Available data:
▼

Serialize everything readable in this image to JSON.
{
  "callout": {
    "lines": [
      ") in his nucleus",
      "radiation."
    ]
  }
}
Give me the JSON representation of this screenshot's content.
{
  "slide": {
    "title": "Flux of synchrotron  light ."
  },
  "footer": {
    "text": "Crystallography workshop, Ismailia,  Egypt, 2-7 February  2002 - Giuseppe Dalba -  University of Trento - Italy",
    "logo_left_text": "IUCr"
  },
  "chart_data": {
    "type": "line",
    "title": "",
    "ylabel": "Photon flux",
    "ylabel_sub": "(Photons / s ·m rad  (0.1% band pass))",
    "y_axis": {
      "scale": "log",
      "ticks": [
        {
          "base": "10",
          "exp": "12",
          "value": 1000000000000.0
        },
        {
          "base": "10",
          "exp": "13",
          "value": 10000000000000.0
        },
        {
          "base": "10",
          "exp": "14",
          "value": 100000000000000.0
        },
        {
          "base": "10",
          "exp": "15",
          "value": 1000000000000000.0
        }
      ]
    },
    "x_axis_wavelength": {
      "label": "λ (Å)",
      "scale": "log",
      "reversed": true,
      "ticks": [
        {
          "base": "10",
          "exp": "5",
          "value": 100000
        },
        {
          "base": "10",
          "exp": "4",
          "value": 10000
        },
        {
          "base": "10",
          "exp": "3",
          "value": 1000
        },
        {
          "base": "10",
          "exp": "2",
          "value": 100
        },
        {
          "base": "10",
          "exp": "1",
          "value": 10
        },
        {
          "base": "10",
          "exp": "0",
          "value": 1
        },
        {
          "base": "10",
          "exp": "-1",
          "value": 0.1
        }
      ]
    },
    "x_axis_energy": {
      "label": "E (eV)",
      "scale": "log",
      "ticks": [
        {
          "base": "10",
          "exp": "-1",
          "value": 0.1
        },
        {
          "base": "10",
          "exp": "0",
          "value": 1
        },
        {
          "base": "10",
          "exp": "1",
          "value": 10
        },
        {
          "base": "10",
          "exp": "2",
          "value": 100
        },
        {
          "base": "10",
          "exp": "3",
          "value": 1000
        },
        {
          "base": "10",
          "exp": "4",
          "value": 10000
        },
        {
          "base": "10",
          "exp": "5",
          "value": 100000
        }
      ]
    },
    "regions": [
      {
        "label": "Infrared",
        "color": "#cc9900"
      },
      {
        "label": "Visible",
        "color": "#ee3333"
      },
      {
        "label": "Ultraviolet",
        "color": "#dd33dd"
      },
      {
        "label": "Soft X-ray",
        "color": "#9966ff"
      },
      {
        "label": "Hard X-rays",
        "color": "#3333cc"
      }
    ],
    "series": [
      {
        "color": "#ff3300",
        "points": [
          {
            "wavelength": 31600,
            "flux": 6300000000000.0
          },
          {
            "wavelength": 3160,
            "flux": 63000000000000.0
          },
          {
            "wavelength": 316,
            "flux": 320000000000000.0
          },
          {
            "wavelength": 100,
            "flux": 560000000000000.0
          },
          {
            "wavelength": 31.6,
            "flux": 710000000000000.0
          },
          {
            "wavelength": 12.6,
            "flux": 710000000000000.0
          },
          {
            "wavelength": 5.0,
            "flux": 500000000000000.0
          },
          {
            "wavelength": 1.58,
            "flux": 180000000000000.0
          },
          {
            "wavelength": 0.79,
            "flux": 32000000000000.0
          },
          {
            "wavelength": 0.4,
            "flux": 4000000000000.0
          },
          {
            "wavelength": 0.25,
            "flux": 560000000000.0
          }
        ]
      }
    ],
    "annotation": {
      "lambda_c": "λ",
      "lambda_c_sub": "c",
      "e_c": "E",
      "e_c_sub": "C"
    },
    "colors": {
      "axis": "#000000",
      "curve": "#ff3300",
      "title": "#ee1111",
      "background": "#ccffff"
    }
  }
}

▲

Given request: Write the entire listing out again, word for word.

Exercise solution:
Serialize everything readable in this image to JSON.
{
  "callout": {
    "lines": [
      ") in his nucleus",
      "radiation."
    ]
  }
}
Give me the JSON representation of this screenshot's content.
{
  "slide": {
    "title": "Flux of synchrotron  light ."
  },
  "footer": {
    "text": "Crystallography workshop, Ismailia,  Egypt, 2-7 February  2002 - Giuseppe Dalba -  University of Trento - Italy",
    "logo_left_text": "IUCr"
  },
  "chart_data": {
    "type": "line",
    "title": "",
    "ylabel": "Photon flux",
    "ylabel_sub": "(Photons / s ·m rad  (0.1% band pass))",
    "y_axis": {
      "scale": "log",
      "ticks": [
        {
          "base": "10",
          "exp": "12",
          "value": 1000000000000.0
        },
        {
          "base": "10",
          "exp": "13",
          "value": 10000000000000.0
        },
        {
          "base": "10",
          "exp": "14",
          "value": 100000000000000.0
        },
        {
          "base": "10",
          "exp": "15",
          "value": 1000000000000000.0
        }
      ]
    },
    "x_axis_wavelength": {
      "label": "λ (Å)",
      "scale": "log",
      "reversed": true,
      "ticks": [
        {
          "base": "10",
          "exp": "5",
          "value": 100000
        },
        {
          "base": "10",
          "exp": "4",
          "value": 10000
        },
        {
          "base": "10",
          "exp": "3",
          "value": 1000
        },
        {
          "base": "10",
          "exp": "2",
          "value": 100
        },
        {
          "base": "10",
          "exp": "1",
          "value": 10
        },
        {
          "base": "10",
          "exp": "0",
          "value": 1
        },
        {
          "base": "10",
          "exp": "-1",
          "value": 0.1
        }
      ]
    },
    "x_axis_energy": {
      "label": "E (eV)",
      "scale": "log",
      "ticks": [
        {
          "base": "10",
          "exp": "-1",
          "value": 0.1
        },
        {
          "base": "10",
          "exp": "0",
          "value": 1
        },
        {
          "base": "10",
          "exp": "1",
          "value": 10
        },
        {
          "base": "10",
          "exp": "2",
          "value": 100
        },
        {
          "base": "10",
          "exp": "3",
          "value": 1000
        },
        {
          "base": "10",
          "exp": "4",
          "value": 10000
        },
        {
          "base": "10",
          "exp": "5",
          "value": 100000
        }
      ]
    },
    "regions": [
      {
        "label": "Infrared",
        "color": "#cc9900"
      },
      {
        "label": "Visible",
        "color": "#ee3333"
      },
      {
        "label": "Ultraviolet",
        "color": "#dd33dd"
      },
      {
        "label": "Soft X-ray",
        "color": "#9966ff"
      },
      {
        "label": "Hard X-rays",
        "color": "#3333cc"
      }
    ],
    "series": [
      {
        "color": "#ff3300",
        "points": [
          {
            "wavelength": 31600,
            "flux": 6300000000000.0
          },
          {
            "wavelength": 3160,
            "flux": 63000000000000.0
          },
          {
            "wavelength": 316,
            "flux": 320000000000000.0
          },
          {
            "wavelength": 100,
            "flux": 560000000000000.0
          },
          {
            "wavelength": 31.6,
            "flux": 710000000000000.0
          },
          {
            "wavelength": 12.6,
            "flux": 710000000000000.0
          },
          {
            "wavelength": 5.0,
            "flux": 500000000000000.0
          },
          {
            "wavelength": 1.58,
            "flux": 180000000000000.0
          },
          {
            "wavelength": 0.79,
            "flux": 32000000000000.0
          },
          {
            "wavelength": 0.4,
            "flux": 4000000000000.0
          },
          {
            "wavelength": 0.25,
            "flux": 560000000000.0
          }
        ]
      }
    ],
    "annotation": {
      "lambda_c": "λ",
      "lambda_c_sub": "c",
      "e_c": "E",
      "e_c_sub": "C"
    },
    "colors": {
      "axis": "#000000",
      "curve": "#ff3300",
      "title": "#ee1111",
      "background": "#ccffff"
    }
  }
}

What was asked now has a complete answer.